** BEGIN **

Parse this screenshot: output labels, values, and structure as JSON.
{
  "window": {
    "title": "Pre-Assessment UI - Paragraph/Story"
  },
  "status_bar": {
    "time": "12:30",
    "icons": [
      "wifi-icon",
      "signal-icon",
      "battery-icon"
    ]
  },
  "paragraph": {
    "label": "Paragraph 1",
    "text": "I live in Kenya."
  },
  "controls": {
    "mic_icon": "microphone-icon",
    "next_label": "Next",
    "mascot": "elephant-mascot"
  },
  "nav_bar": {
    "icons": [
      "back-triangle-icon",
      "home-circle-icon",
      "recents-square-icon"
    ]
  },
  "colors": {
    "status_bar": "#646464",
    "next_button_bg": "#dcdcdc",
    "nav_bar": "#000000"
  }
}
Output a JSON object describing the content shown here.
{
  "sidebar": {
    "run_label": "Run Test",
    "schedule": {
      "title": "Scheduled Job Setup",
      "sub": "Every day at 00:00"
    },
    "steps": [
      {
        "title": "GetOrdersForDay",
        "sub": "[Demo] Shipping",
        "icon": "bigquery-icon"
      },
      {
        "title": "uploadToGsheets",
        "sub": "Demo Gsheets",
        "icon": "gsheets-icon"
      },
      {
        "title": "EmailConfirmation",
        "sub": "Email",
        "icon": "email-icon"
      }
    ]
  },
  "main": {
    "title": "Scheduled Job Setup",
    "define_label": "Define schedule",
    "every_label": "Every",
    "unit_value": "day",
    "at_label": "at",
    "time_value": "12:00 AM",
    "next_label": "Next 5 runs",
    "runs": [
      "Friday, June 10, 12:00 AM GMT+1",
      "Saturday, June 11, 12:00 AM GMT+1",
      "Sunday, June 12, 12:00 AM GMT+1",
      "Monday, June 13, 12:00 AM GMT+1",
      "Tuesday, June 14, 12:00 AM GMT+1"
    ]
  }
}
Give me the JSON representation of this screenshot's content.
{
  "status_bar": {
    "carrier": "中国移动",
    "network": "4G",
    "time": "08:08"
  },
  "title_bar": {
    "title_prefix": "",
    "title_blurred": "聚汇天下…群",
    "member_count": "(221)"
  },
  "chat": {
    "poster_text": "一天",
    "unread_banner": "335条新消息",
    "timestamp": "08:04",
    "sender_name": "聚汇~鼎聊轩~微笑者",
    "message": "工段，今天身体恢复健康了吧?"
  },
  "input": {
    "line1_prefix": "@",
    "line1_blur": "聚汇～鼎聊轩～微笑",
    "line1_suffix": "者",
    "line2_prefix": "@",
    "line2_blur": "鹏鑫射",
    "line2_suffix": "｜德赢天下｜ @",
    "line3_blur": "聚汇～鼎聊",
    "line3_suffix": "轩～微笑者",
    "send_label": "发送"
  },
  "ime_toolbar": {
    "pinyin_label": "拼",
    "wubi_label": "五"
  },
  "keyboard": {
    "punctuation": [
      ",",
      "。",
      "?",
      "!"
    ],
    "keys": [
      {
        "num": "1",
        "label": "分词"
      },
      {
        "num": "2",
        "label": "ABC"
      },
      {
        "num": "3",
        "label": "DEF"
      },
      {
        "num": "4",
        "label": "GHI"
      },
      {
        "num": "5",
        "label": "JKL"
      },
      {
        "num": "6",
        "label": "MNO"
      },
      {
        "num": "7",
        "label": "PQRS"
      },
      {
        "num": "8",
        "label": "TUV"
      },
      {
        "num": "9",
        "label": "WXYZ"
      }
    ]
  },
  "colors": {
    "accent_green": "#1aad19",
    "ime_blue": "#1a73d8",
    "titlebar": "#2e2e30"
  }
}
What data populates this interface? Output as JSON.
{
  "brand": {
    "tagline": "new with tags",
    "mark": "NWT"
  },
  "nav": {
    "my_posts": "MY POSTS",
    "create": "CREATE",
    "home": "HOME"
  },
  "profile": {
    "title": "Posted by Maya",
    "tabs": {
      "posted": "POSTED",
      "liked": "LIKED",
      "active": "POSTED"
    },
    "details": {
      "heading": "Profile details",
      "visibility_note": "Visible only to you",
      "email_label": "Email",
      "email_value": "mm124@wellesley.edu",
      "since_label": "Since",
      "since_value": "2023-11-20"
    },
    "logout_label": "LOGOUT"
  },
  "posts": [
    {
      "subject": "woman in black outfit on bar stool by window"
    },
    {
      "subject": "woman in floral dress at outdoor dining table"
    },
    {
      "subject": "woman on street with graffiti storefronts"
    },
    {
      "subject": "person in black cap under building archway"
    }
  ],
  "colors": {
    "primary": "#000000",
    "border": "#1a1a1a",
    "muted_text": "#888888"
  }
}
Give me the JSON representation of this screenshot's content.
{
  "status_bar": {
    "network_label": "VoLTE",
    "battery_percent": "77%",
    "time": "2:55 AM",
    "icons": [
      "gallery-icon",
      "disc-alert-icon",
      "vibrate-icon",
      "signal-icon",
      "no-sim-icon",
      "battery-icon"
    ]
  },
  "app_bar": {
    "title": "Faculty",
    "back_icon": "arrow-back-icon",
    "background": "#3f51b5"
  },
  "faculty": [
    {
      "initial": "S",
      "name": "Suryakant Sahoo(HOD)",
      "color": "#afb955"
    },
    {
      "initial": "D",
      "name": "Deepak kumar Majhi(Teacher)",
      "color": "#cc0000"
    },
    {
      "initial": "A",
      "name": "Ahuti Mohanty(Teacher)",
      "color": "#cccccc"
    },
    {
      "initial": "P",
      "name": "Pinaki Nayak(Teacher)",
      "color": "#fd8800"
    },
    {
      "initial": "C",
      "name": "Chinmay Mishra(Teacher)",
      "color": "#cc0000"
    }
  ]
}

** END **

**Exercise directions:** Write out the entries above once more, without altering anything.

**Answer to the task:**
Parse this screenshot: output labels, values, and structure as JSON.
{
  "window": {
    "title": "Pre-Assessment UI - Paragraph/Story"
  },
  "status_bar": {
    "time": "12:30",
    "icons": [
      "wifi-icon",
      "signal-icon",
      "battery-icon"
    ]
  },
  "paragraph": {
    "label": "Paragraph 1",
    "text": "I live in Kenya."
  },
  "controls": {
    "mic_icon": "microphone-icon",
    "next_label": "Next",
    "mascot": "elephant-mascot"
  },
  "nav_bar": {
    "icons": [
      "back-triangle-icon",
      "home-circle-icon",
      "recents-square-icon"
    ]
  },
  "colors": {
    "status_bar": "#646464",
    "next_button_bg": "#dcdcdc",
    "nav_bar": "#000000"
  }
}
Output a JSON object describing the content shown here.
{
  "sidebar": {
    "run_label": "Run Test",
    "schedule": {
      "title": "Scheduled Job Setup",
      "sub": "Every day at 00:00"
    },
    "steps": [
      {
        "title": "GetOrdersForDay",
        "sub": "[Demo] Shipping",
        "icon": "bigquery-icon"
      },
      {
        "title": "uploadToGsheets",
        "sub": "Demo Gsheets",
        "icon": "gsheets-icon"
      },
      {
        "title": "EmailConfirmation",
        "sub": "Email",
        "icon": "email-icon"
      }
    ]
  },
  "main": {
    "title": "Scheduled Job Setup",
    "define_label": "Define schedule",
    "every_label": "Every",
    "unit_value": "day",
    "at_label": "at",
    "time_value": "12:00 AM",
    "next_label": "Next 5 runs",
    "runs": [
      "Friday, June 10, 12:00 AM GMT+1",
      "Saturday, June 11, 12:00 AM GMT+1",
      "Sunday, June 12, 12:00 AM GMT+1",
      "Monday, June 13, 12:00 AM GMT+1",
      "Tuesday, June 14, 12:00 AM GMT+1"
    ]
  }
}
Give me the JSON representation of this screenshot's content.
{
  "status_bar": {
    "carrier": "中国移动",
    "network": "4G",
    "time": "08:08"
  },
  "title_bar": {
    "title_prefix": "",
    "title_blurred": "聚汇天下…群",
    "member_count": "(221)"
  },
  "chat": {
    "poster_text": "一天",
    "unread_banner": "335条新消息",
    "timestamp": "08:04",
    "sender_name": "聚汇~鼎聊轩~微笑者",
    "message": "工段，今天身体恢复健康了吧?"
  },
  "input": {
    "line1_prefix": "@",
    "line1_blur": "聚汇～鼎聊轩～微笑",
    "line1_suffix": "者",
    "line2_prefix": "@",
    "line2_blur": "鹏鑫射",
    "line2_suffix": "｜德赢天下｜ @",
    "line3_blur": "聚汇～鼎聊",
    "line3_suffix": "轩～微笑者",
    "send_label": "发送"
  },
  "ime_toolbar": {
    "pinyin_label": "拼",
    "wubi_label": "五"
  },
  "keyboard": {
    "punctuation": [
      ",",
      "。",
      "?",
      "!"
    ],
    "keys": [
      {
        "num": "1",
        "label": "分词"
      },
      {
        "num": "2",
        "label": "ABC"
      },
      {
        "num": "3",
        "label": "DEF"
      },
      {
        "num": "4",
        "label": "GHI"
      },
      {
        "num": "5",
        "label": "JKL"
      },
      {
        "num": "6",
        "label": "MNO"
      },
      {
        "num": "7",
        "label": "PQRS"
      },
      {
        "num": "8",
        "label": "TUV"
      },
      {
        "num": "9",
        "label": "WXYZ"
      }
    ]
  },
  "colors": {
    "accent_green": "#1aad19",
    "ime_blue": "#1a73d8",
    "titlebar": "#2e2e30"
  }
}
What data populates this interface? Output as JSON.
{
  "brand": {
    "tagline": "new with tags",
    "mark": "NWT"
  },
  "nav": {
    "my_posts": "MY POSTS",
    "create": "CREATE",
    "home": "HOME"
  },
  "profile": {
    "title": "Posted by Maya",
    "tabs": {
      "posted": "POSTED",
      "liked": "LIKED",
      "active": "POSTED"
    },
    "details": {
      "heading": "Profile details",
      "visibility_note": "Visible only to you",
      "email_label": "Email",
      "email_value": "mm124@wellesley.edu",
      "since_label": "Since",
      "since_value": "2023-11-20"
    },
    "logout_label": "LOGOUT"
  },
  "posts": [
    {
      "subject": "woman in black outfit on bar stool by window"
    },
    {
      "subject": "woman in floral dress at outdoor dining table"
    },
    {
      "subject": "woman on street with graffiti storefronts"
    },
    {
      "subject": "person in black cap under building archway"
    }
  ],
  "colors": {
    "primary": "#000000",
    "border": "#1a1a1a",
    "muted_text": "#888888"
  }
}
Give me the JSON representation of this screenshot's content.
{
  "status_bar": {
    "network_label": "VoLTE",
    "battery_percent": "77%",
    "time": "2:55 AM",
    "icons": [
      "gallery-icon",
      "disc-alert-icon",
      "vibrate-icon",
      "signal-icon",
      "no-sim-icon",
      "battery-icon"
    ]
  },
  "app_bar": {
    "title": "Faculty",
    "back_icon": "arrow-back-icon",
    "background": "#3f51b5"
  },
  "faculty": [
    {
      "initial": "S",
      "name": "Suryakant Sahoo(HOD)",
      "color": "#afb955"
    },
    {
      "initial": "D",
      "name": "Deepak kumar Majhi(Teacher)",
      "color": "#cc0000"
    },
    {
      "initial": "A",
      "name": "Ahuti Mohanty(Teacher)",
      "color": "#cccccc"
    },
    {
      "initial": "P",
      "name": "Pinaki Nayak(Teacher)",
      "color": "#fd8800"
    },
    {
      "initial": "C",
      "name": "Chinmay Mishra(Teacher)",
      "color": "#cc0000"
    }
  ]
}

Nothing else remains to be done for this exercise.